— START DATASET EXCERPTS —

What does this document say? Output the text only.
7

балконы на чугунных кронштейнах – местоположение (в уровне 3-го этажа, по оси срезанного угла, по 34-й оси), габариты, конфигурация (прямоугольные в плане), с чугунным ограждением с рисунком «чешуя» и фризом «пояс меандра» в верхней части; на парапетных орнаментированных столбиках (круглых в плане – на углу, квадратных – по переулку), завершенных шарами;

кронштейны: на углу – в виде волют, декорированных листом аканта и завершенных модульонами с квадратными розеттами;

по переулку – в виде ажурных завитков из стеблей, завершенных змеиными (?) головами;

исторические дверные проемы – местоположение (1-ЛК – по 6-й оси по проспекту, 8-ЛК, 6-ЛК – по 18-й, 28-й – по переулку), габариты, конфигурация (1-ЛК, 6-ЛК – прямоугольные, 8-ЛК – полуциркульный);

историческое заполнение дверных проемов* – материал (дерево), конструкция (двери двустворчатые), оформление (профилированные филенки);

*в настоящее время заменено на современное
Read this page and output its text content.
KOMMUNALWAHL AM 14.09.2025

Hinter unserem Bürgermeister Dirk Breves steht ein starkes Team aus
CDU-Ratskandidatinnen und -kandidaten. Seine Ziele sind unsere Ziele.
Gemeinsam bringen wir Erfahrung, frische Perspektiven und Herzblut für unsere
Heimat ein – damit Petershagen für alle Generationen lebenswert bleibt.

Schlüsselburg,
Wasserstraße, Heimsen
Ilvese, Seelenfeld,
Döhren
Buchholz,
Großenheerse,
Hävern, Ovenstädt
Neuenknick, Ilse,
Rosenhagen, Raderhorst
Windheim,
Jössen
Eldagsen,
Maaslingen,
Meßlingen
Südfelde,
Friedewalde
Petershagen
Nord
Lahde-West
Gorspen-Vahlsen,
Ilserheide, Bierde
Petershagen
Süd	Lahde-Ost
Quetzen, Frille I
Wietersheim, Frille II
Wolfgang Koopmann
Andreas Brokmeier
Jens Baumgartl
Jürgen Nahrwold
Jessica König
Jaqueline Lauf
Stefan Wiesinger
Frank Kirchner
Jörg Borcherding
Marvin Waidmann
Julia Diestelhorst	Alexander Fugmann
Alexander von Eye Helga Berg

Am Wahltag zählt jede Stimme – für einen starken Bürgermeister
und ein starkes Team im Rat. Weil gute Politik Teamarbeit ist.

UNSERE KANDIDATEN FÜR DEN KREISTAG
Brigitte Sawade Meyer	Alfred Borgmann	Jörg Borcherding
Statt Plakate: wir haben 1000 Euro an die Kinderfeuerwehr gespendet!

— END DATASET EXCERPTS —

PROBLEM DESCRIPTION: Copy all lines from the data that hold the word "Team".

SOLUTION FOR THIS TASK:
Hinter unserem Bürgermeister Dirk Breves steht ein starkes Team aus
und ein starkes Team im Rat. Weil gute Politik Teamarbeit ist.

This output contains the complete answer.